• Given request
The records below are to be repeated in full, exactly as they are.

• Stored rows

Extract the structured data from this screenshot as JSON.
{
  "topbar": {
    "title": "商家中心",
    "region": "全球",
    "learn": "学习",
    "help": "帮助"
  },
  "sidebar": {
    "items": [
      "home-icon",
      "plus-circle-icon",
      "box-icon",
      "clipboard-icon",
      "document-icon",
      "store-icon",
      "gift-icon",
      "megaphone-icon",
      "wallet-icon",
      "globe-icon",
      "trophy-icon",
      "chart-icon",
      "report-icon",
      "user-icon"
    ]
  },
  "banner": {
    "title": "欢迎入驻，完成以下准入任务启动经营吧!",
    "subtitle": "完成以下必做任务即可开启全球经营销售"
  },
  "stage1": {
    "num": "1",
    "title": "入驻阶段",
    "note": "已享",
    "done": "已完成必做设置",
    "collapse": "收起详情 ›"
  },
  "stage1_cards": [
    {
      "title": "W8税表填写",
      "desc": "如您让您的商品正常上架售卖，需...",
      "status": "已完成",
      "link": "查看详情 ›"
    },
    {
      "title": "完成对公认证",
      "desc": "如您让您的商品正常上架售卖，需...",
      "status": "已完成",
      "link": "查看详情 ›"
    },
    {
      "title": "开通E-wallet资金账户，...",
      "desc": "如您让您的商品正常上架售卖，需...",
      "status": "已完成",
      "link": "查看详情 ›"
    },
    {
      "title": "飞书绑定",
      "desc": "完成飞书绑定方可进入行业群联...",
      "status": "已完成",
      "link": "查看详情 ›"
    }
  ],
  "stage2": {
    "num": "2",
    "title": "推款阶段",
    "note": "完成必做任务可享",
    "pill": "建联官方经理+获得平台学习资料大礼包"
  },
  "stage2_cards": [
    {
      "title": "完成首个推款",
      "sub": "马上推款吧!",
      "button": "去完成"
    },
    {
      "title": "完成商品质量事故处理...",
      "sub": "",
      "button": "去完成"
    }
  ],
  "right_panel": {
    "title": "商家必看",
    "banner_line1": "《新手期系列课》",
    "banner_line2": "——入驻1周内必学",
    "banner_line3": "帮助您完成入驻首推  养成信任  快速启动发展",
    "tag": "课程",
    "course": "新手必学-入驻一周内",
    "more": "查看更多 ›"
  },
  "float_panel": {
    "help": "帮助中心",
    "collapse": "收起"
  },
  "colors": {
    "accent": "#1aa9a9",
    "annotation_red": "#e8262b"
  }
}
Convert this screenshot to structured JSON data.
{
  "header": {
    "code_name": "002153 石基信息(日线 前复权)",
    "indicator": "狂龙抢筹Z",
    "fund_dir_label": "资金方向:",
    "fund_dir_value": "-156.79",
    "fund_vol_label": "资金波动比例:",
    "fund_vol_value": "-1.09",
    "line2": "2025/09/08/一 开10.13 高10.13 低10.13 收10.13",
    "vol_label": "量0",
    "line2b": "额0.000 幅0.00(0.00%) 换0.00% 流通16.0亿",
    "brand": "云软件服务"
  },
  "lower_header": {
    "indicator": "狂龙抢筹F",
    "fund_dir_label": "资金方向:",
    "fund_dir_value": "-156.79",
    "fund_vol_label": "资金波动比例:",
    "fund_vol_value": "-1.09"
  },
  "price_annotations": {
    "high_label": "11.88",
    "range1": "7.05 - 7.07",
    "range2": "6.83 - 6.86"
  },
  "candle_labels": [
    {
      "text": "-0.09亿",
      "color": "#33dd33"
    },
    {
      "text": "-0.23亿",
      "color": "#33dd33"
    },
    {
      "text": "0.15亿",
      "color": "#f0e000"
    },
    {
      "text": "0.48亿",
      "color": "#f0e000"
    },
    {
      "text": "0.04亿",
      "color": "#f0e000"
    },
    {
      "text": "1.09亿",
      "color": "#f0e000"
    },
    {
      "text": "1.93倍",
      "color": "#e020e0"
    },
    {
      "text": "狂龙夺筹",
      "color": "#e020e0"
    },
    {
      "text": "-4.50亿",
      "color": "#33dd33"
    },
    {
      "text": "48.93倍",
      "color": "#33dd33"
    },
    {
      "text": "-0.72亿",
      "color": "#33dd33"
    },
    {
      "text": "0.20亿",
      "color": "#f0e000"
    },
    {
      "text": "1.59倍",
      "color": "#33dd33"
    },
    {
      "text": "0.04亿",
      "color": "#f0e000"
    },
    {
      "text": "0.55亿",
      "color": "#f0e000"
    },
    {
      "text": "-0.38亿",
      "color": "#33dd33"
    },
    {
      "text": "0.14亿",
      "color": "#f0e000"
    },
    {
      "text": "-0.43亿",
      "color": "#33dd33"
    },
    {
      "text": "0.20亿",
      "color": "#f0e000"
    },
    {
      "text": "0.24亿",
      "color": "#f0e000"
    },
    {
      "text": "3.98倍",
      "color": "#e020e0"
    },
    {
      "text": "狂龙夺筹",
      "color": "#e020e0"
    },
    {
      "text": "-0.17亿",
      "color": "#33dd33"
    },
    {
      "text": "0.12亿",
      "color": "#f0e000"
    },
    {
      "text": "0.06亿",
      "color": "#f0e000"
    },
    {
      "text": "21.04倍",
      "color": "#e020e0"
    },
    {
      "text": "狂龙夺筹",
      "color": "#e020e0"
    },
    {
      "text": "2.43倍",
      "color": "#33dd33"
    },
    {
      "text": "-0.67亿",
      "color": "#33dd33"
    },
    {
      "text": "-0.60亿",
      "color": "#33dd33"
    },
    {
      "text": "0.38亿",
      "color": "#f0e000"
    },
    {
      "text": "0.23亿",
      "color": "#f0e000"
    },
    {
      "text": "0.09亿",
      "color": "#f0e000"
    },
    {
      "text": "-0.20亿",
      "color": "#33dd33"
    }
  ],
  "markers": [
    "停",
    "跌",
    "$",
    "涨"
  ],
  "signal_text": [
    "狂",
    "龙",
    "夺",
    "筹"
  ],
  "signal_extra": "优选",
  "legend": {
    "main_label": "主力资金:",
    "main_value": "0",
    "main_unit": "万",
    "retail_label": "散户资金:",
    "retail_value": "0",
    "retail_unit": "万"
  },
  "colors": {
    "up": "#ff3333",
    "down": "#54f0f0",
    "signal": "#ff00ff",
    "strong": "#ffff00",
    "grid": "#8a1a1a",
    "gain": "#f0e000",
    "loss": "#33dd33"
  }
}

• Full response
Extract the structured data from this screenshot as JSON.
{
  "topbar": {
    "title": "商家中心",
    "region": "全球",
    "learn": "学习",
    "help": "帮助"
  },
  "sidebar": {
    "items": [
      "home-icon",
      "plus-circle-icon",
      "box-icon",
      "clipboard-icon",
      "document-icon",
      "store-icon",
      "gift-icon",
      "megaphone-icon",
      "wallet-icon",
      "globe-icon",
      "trophy-icon",
      "chart-icon",
      "report-icon",
      "user-icon"
    ]
  },
  "banner": {
    "title": "欢迎入驻，完成以下准入任务启动经营吧!",
    "subtitle": "完成以下必做任务即可开启全球经营销售"
  },
  "stage1": {
    "num": "1",
    "title": "入驻阶段",
    "note": "已享",
    "done": "已完成必做设置",
    "collapse": "收起详情 ›"
  },
  "stage1_cards": [
    {
      "title": "W8税表填写",
      "desc": "如您让您的商品正常上架售卖，需...",
      "status": "已完成",
      "link": "查看详情 ›"
    },
    {
      "title": "完成对公认证",
      "desc": "如您让您的商品正常上架售卖，需...",
      "status": "已完成",
      "link": "查看详情 ›"
    },
    {
      "title": "开通E-wallet资金账户，...",
      "desc": "如您让您的商品正常上架售卖，需...",
      "status": "已完成",
      "link": "查看详情 ›"
    },
    {
      "title": "飞书绑定",
      "desc": "完成飞书绑定方可进入行业群联...",
      "status": "已完成",
      "link": "查看详情 ›"
    }
  ],
  "stage2": {
    "num": "2",
    "title": "推款阶段",
    "note": "完成必做任务可享",
    "pill": "建联官方经理+获得平台学习资料大礼包"
  },
  "stage2_cards": [
    {
      "title": "完成首个推款",
      "sub": "马上推款吧!",
      "button": "去完成"
    },
    {
      "title": "完成商品质量事故处理...",
      "sub": "",
      "button": "去完成"
    }
  ],
  "right_panel": {
    "title": "商家必看",
    "banner_line1": "《新手期系列课》",
    "banner_line2": "——入驻1周内必学",
    "banner_line3": "帮助您完成入驻首推  养成信任  快速启动发展",
    "tag": "课程",
    "course": "新手必学-入驻一周内",
    "more": "查看更多 ›"
  },
  "float_panel": {
    "help": "帮助中心",
    "collapse": "收起"
  },
  "colors": {
    "accent": "#1aa9a9",
    "annotation_red": "#e8262b"
  }
}
Convert this screenshot to structured JSON data.
{
  "header": {
    "code_name": "002153 石基信息(日线 前复权)",
    "indicator": "狂龙抢筹Z",
    "fund_dir_label": "资金方向:",
    "fund_dir_value": "-156.79",
    "fund_vol_label": "资金波动比例:",
    "fund_vol_value": "-1.09",
    "line2": "2025/09/08/一 开10.13 高10.13 低10.13 收10.13",
    "vol_label": "量0",
    "line2b": "额0.000 幅0.00(0.00%) 换0.00% 流通16.0亿",
    "brand": "云软件服务"
  },
  "lower_header": {
    "indicator": "狂龙抢筹F",
    "fund_dir_label": "资金方向:",
    "fund_dir_value": "-156.79",
    "fund_vol_label": "资金波动比例:",
    "fund_vol_value": "-1.09"
  },
  "price_annotations": {
    "high_label": "11.88",
    "range1": "7.05 - 7.07",
    "range2": "6.83 - 6.86"
  },
  "candle_labels": [
    {
      "text": "-0.09亿",
      "color": "#33dd33"
    },
    {
      "text": "-0.23亿",
      "color": "#33dd33"
    },
    {
      "text": "0.15亿",
      "color": "#f0e000"
    },
    {
      "text": "0.48亿",
      "color": "#f0e000"
    },
    {
      "text": "0.04亿",
      "color": "#f0e000"
    },
    {
      "text": "1.09亿",
      "color": "#f0e000"
    },
    {
      "text": "1.93倍",
      "color": "#e020e0"
    },
    {
      "text": "狂龙夺筹",
      "color": "#e020e0"
    },
    {
      "text": "-4.50亿",
      "color": "#33dd33"
    },
    {
      "text": "48.93倍",
      "color": "#33dd33"
    },
    {
      "text": "-0.72亿",
      "color": "#33dd33"
    },
    {
      "text": "0.20亿",
      "color": "#f0e000"
    },
    {
      "text": "1.59倍",
      "color": "#33dd33"
    },
    {
      "text": "0.04亿",
      "color": "#f0e000"
    },
    {
      "text": "0.55亿",
      "color": "#f0e000"
    },
    {
      "text": "-0.38亿",
      "color": "#33dd33"
    },
    {
      "text": "0.14亿",
      "color": "#f0e000"
    },
    {
      "text": "-0.43亿",
      "color": "#33dd33"
    },
    {
      "text": "0.20亿",
      "color": "#f0e000"
    },
    {
      "text": "0.24亿",
      "color": "#f0e000"
    },
    {
      "text": "3.98倍",
      "color": "#e020e0"
    },
    {
      "text": "狂龙夺筹",
      "color": "#e020e0"
    },
    {
      "text": "-0.17亿",
      "color": "#33dd33"
    },
    {
      "text": "0.12亿",
      "color": "#f0e000"
    },
    {
      "text": "0.06亿",
      "color": "#f0e000"
    },
    {
      "text": "21.04倍",
      "color": "#e020e0"
    },
    {
      "text": "狂龙夺筹",
      "color": "#e020e0"
    },
    {
      "text": "2.43倍",
      "color": "#33dd33"
    },
    {
      "text": "-0.67亿",
      "color": "#33dd33"
    },
    {
      "text": "-0.60亿",
      "color": "#33dd33"
    },
    {
      "text": "0.38亿",
      "color": "#f0e000"
    },
    {
      "text": "0.23亿",
      "color": "#f0e000"
    },
    {
      "text": "0.09亿",
      "color": "#f0e000"
    },
    {
      "text": "-0.20亿",
      "color": "#33dd33"
    }
  ],
  "markers": [
    "停",
    "跌",
    "$",
    "涨"
  ],
  "signal_text": [
    "狂",
    "龙",
    "夺",
    "筹"
  ],
  "signal_extra": "优选",
  "legend": {
    "main_label": "主力资金:",
    "main_value": "0",
    "main_unit": "万",
    "retail_label": "散户资金:",
    "retail_value": "0",
    "retail_unit": "万"
  },
  "colors": {
    "up": "#ff3333",
    "down": "#54f0f0",
    "signal": "#ff00ff",
    "strong": "#ffff00",
    "grid": "#8a1a1a",
    "gain": "#f0e000",
    "loss": "#33dd33"
  }
}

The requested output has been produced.